• SET TASK: Copy every record below exactly as written, but leave out the pictures.

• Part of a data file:
(begin)

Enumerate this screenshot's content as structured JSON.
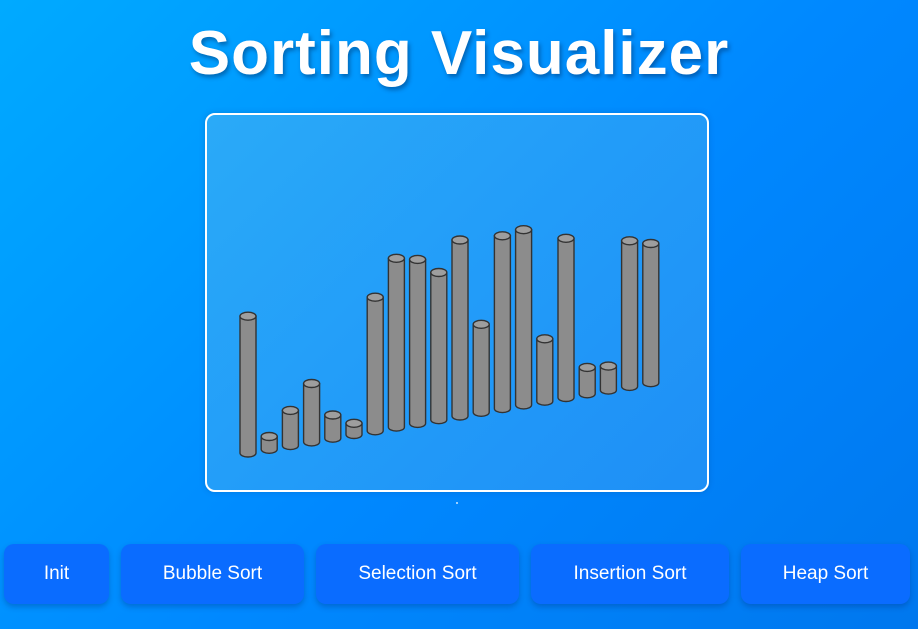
{
  "title": "Sorting Visualizer",
  "visualizer": {
    "array_values": [
      171,
      16,
      44,
      73,
      29,
      14,
      167,
      211,
      205,
      184,
      220,
      110,
      216,
      219,
      78,
      199,
      33,
      30,
      182,
      174
    ],
    "bar_color": "#8c8c8c",
    "bar_top_color": "#9e9e9e",
    "bar_outline_color": "#333333"
  },
  "buttons": {
    "init": "Init",
    "bubble_sort": "Bubble Sort",
    "selection_sort": "Selection Sort",
    "insertion_sort": "Insertion Sort",
    "heap_sort": "Heap Sort"
  },
  "colors": {
    "background_from": "#00aaff",
    "background_to": "#0077ee",
    "button": "#0a6cff",
    "text": "#ffffff"
  }
}
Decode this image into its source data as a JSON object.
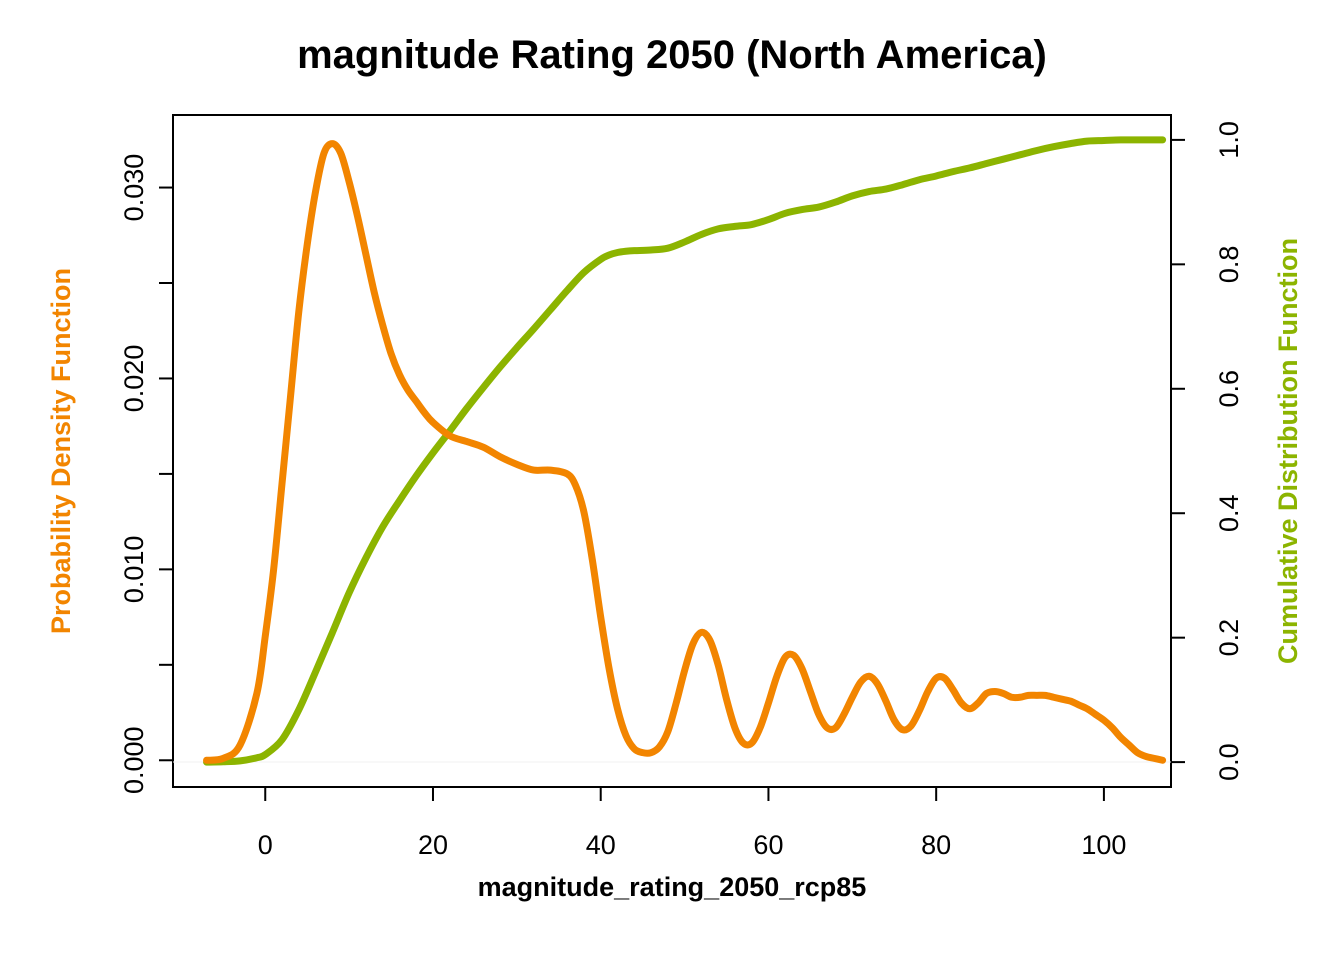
{
  "chart_data": {
    "type": "line",
    "title": "magnitude Rating 2050 (North America)",
    "xlabel": "magnitude_rating_2050_rcp85",
    "ylabel_left": "Probability Density Function",
    "ylabel_right": "Cumulative Distribution Function",
    "xlim": [
      -11,
      108
    ],
    "ylim_left": [
      -0.0014,
      0.0338
    ],
    "ylim_right": [
      -0.04,
      1.04
    ],
    "x_ticks": [
      "0",
      "20",
      "40",
      "60",
      "80",
      "100"
    ],
    "x_tick_values": [
      0,
      20,
      40,
      60,
      80,
      100
    ],
    "y_left_ticks": [
      "0.000",
      "0.010",
      "0.020",
      "0.030"
    ],
    "y_left_tick_values": [
      0,
      0.005,
      0.01,
      0.015,
      0.02,
      0.025,
      0.03
    ],
    "y_left_labeled_values": [
      0,
      0.01,
      0.02,
      0.03
    ],
    "y_right_ticks": [
      "0.0",
      "0.2",
      "0.4",
      "0.6",
      "0.8",
      "1.0"
    ],
    "y_right_tick_values": [
      0,
      0.2,
      0.4,
      0.6,
      0.8,
      1.0
    ],
    "grid": false,
    "colors": {
      "pdf": "#F28500",
      "cdf": "#8CB400",
      "axis": "#000000"
    },
    "series": [
      {
        "name": "Probability Density Function",
        "axis": "left",
        "x": [
          -7,
          -5,
          -3,
          -1,
          0,
          1,
          2,
          3,
          4,
          5,
          6,
          7,
          8,
          9,
          10,
          11,
          12,
          13,
          14,
          15,
          16,
          17,
          18,
          19,
          20,
          22,
          24,
          26,
          28,
          30,
          32,
          34,
          36,
          37,
          38,
          39,
          40,
          41,
          42,
          43,
          44,
          45,
          46,
          47,
          48,
          49,
          50,
          51,
          52,
          53,
          54,
          55,
          56,
          57,
          58,
          59,
          60,
          61,
          62,
          63,
          64,
          65,
          66,
          67,
          68,
          69,
          70,
          71,
          72,
          73,
          74,
          75,
          76,
          77,
          78,
          79,
          80,
          81,
          82,
          83,
          84,
          85,
          86,
          87,
          88,
          89,
          90,
          91,
          92,
          93,
          94,
          95,
          96,
          97,
          98,
          99,
          100,
          101,
          102,
          103,
          104,
          105,
          106,
          107
        ],
        "y": [
          0.0,
          0.0001,
          0.0008,
          0.0035,
          0.0065,
          0.01,
          0.0145,
          0.019,
          0.0235,
          0.027,
          0.0298,
          0.0318,
          0.0323,
          0.0318,
          0.0303,
          0.0285,
          0.0265,
          0.0245,
          0.0228,
          0.0213,
          0.0202,
          0.0194,
          0.0188,
          0.0182,
          0.0177,
          0.017,
          0.0167,
          0.0164,
          0.0159,
          0.0155,
          0.0152,
          0.0152,
          0.015,
          0.0144,
          0.013,
          0.0105,
          0.0075,
          0.0048,
          0.0027,
          0.0013,
          0.0006,
          0.0004,
          0.0004,
          0.0007,
          0.0015,
          0.003,
          0.0047,
          0.0061,
          0.0067,
          0.0063,
          0.005,
          0.0032,
          0.0017,
          0.0009,
          0.0009,
          0.0017,
          0.003,
          0.0044,
          0.0054,
          0.0055,
          0.0048,
          0.0036,
          0.0024,
          0.0017,
          0.0017,
          0.0024,
          0.0033,
          0.0041,
          0.0044,
          0.004,
          0.0031,
          0.0021,
          0.0016,
          0.0018,
          0.0026,
          0.0036,
          0.0043,
          0.0043,
          0.0037,
          0.003,
          0.0027,
          0.003,
          0.0035,
          0.0036,
          0.0035,
          0.0033,
          0.0033,
          0.0034,
          0.0034,
          0.0034,
          0.0033,
          0.0032,
          0.0031,
          0.0029,
          0.0027,
          0.0024,
          0.0021,
          0.0017,
          0.0012,
          0.0008,
          0.0004,
          0.0002,
          0.0001,
          0.0
        ]
      },
      {
        "name": "Cumulative Distribution Function",
        "axis": "right",
        "x": [
          -7,
          -5,
          -3,
          -1,
          0,
          2,
          4,
          6,
          8,
          10,
          12,
          14,
          16,
          18,
          20,
          22,
          24,
          26,
          28,
          30,
          32,
          34,
          36,
          38,
          40,
          41,
          42,
          43,
          44,
          46,
          48,
          50,
          52,
          54,
          56,
          58,
          60,
          62,
          64,
          66,
          68,
          70,
          72,
          74,
          76,
          78,
          80,
          82,
          84,
          86,
          88,
          90,
          92,
          94,
          96,
          98,
          100,
          102,
          104,
          106,
          107
        ],
        "y": [
          0.0,
          0.0005,
          0.002,
          0.007,
          0.012,
          0.036,
          0.084,
          0.145,
          0.208,
          0.272,
          0.328,
          0.378,
          0.42,
          0.46,
          0.497,
          0.532,
          0.568,
          0.602,
          0.635,
          0.666,
          0.696,
          0.727,
          0.758,
          0.787,
          0.808,
          0.815,
          0.819,
          0.821,
          0.822,
          0.823,
          0.826,
          0.836,
          0.848,
          0.857,
          0.861,
          0.864,
          0.872,
          0.882,
          0.888,
          0.892,
          0.9,
          0.91,
          0.917,
          0.921,
          0.928,
          0.936,
          0.942,
          0.949,
          0.955,
          0.962,
          0.969,
          0.976,
          0.983,
          0.989,
          0.994,
          0.998,
          0.999,
          1.0,
          1.0,
          1.0,
          1.0
        ]
      }
    ]
  }
}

(end)

• THE OUTPUT:
Enumerate this screenshot's content as structured JSON.
{
  "title": "Sorting Visualizer",
  "visualizer": {
    "array_values": [
      171,
      16,
      44,
      73,
      29,
      14,
      167,
      211,
      205,
      184,
      220,
      110,
      216,
      219,
      78,
      199,
      33,
      30,
      182,
      174
    ],
    "bar_color": "#8c8c8c",
    "bar_top_color": "#9e9e9e",
    "bar_outline_color": "#333333"
  },
  "buttons": {
    "init": "Init",
    "bubble_sort": "Bubble Sort",
    "selection_sort": "Selection Sort",
    "insertion_sort": "Insertion Sort",
    "heap_sort": "Heap Sort"
  },
  "colors": {
    "background_from": "#00aaff",
    "background_to": "#0077ee",
    "button": "#0a6cff",
    "text": "#ffffff"
  }
}
Decode this image into its source data as a JSON object.
{
  "chart_data": {
    "type": "line",
    "title": "magnitude Rating 2050 (North America)",
    "xlabel": "magnitude_rating_2050_rcp85",
    "ylabel_left": "Probability Density Function",
    "ylabel_right": "Cumulative Distribution Function",
    "xlim": [
      -11,
      108
    ],
    "ylim_left": [
      -0.0014,
      0.0338
    ],
    "ylim_right": [
      -0.04,
      1.04
    ],
    "x_ticks": [
      "0",
      "20",
      "40",
      "60",
      "80",
      "100"
    ],
    "x_tick_values": [
      0,
      20,
      40,
      60,
      80,
      100
    ],
    "y_left_ticks": [
      "0.000",
      "0.010",
      "0.020",
      "0.030"
    ],
    "y_left_tick_values": [
      0,
      0.005,
      0.01,
      0.015,
      0.02,
      0.025,
      0.03
    ],
    "y_left_labeled_values": [
      0,
      0.01,
      0.02,
      0.03
    ],
    "y_right_ticks": [
      "0.0",
      "0.2",
      "0.4",
      "0.6",
      "0.8",
      "1.0"
    ],
    "y_right_tick_values": [
      0,
      0.2,
      0.4,
      0.6,
      0.8,
      1.0
    ],
    "grid": false,
    "colors": {
      "pdf": "#F28500",
      "cdf": "#8CB400",
      "axis": "#000000"
    },
    "series": [
      {
        "name": "Probability Density Function",
        "axis": "left",
        "x": [
          -7,
          -5,
          -3,
          -1,
          0,
          1,
          2,
          3,
          4,
          5,
          6,
          7,
          8,
          9,
          10,
          11,
          12,
          13,
          14,
          15,
          16,
          17,
          18,
          19,
          20,
          22,
          24,
          26,
          28,
          30,
          32,
          34,
          36,
          37,
          38,
          39,
          40,
          41,
          42,
          43,
          44,
          45,
          46,
          47,
          48,
          49,
          50,
          51,
          52,
          53,
          54,
          55,
          56,
          57,
          58,
          59,
          60,
          61,
          62,
          63,
          64,
          65,
          66,
          67,
          68,
          69,
          70,
          71,
          72,
          73,
          74,
          75,
          76,
          77,
          78,
          79,
          80,
          81,
          82,
          83,
          84,
          85,
          86,
          87,
          88,
          89,
          90,
          91,
          92,
          93,
          94,
          95,
          96,
          97,
          98,
          99,
          100,
          101,
          102,
          103,
          104,
          105,
          106,
          107
        ],
        "y": [
          0.0,
          0.0001,
          0.0008,
          0.0035,
          0.0065,
          0.01,
          0.0145,
          0.019,
          0.0235,
          0.027,
          0.0298,
          0.0318,
          0.0323,
          0.0318,
          0.0303,
          0.0285,
          0.0265,
          0.0245,
          0.0228,
          0.0213,
          0.0202,
          0.0194,
          0.0188,
          0.0182,
          0.0177,
          0.017,
          0.0167,
          0.0164,
          0.0159,
          0.0155,
          0.0152,
          0.0152,
          0.015,
          0.0144,
          0.013,
          0.0105,
          0.0075,
          0.0048,
          0.0027,
          0.0013,
          0.0006,
          0.0004,
          0.0004,
          0.0007,
          0.0015,
          0.003,
          0.0047,
          0.0061,
          0.0067,
          0.0063,
          0.005,
          0.0032,
          0.0017,
          0.0009,
          0.0009,
          0.0017,
          0.003,
          0.0044,
          0.0054,
          0.0055,
          0.0048,
          0.0036,
          0.0024,
          0.0017,
          0.0017,
          0.0024,
          0.0033,
          0.0041,
          0.0044,
          0.004,
          0.0031,
          0.0021,
          0.0016,
          0.0018,
          0.0026,
          0.0036,
          0.0043,
          0.0043,
          0.0037,
          0.003,
          0.0027,
          0.003,
          0.0035,
          0.0036,
          0.0035,
          0.0033,
          0.0033,
          0.0034,
          0.0034,
          0.0034,
          0.0033,
          0.0032,
          0.0031,
          0.0029,
          0.0027,
          0.0024,
          0.0021,
          0.0017,
          0.0012,
          0.0008,
          0.0004,
          0.0002,
          0.0001,
          0.0
        ]
      },
      {
        "name": "Cumulative Distribution Function",
        "axis": "right",
        "x": [
          -7,
          -5,
          -3,
          -1,
          0,
          2,
          4,
          6,
          8,
          10,
          12,
          14,
          16,
          18,
          20,
          22,
          24,
          26,
          28,
          30,
          32,
          34,
          36,
          38,
          40,
          41,
          42,
          43,
          44,
          46,
          48,
          50,
          52,
          54,
          56,
          58,
          60,
          62,
          64,
          66,
          68,
          70,
          72,
          74,
          76,
          78,
          80,
          82,
          84,
          86,
          88,
          90,
          92,
          94,
          96,
          98,
          100,
          102,
          104,
          106,
          107
        ],
        "y": [
          0.0,
          0.0005,
          0.002,
          0.007,
          0.012,
          0.036,
          0.084,
          0.145,
          0.208,
          0.272,
          0.328,
          0.378,
          0.42,
          0.46,
          0.497,
          0.532,
          0.568,
          0.602,
          0.635,
          0.666,
          0.696,
          0.727,
          0.758,
          0.787,
          0.808,
          0.815,
          0.819,
          0.821,
          0.822,
          0.823,
          0.826,
          0.836,
          0.848,
          0.857,
          0.861,
          0.864,
          0.872,
          0.882,
          0.888,
          0.892,
          0.9,
          0.91,
          0.917,
          0.921,
          0.928,
          0.936,
          0.942,
          0.949,
          0.955,
          0.962,
          0.969,
          0.976,
          0.983,
          0.989,
          0.994,
          0.998,
          0.999,
          1.0,
          1.0,
          1.0,
          1.0
        ]
      }
    ]
  }
}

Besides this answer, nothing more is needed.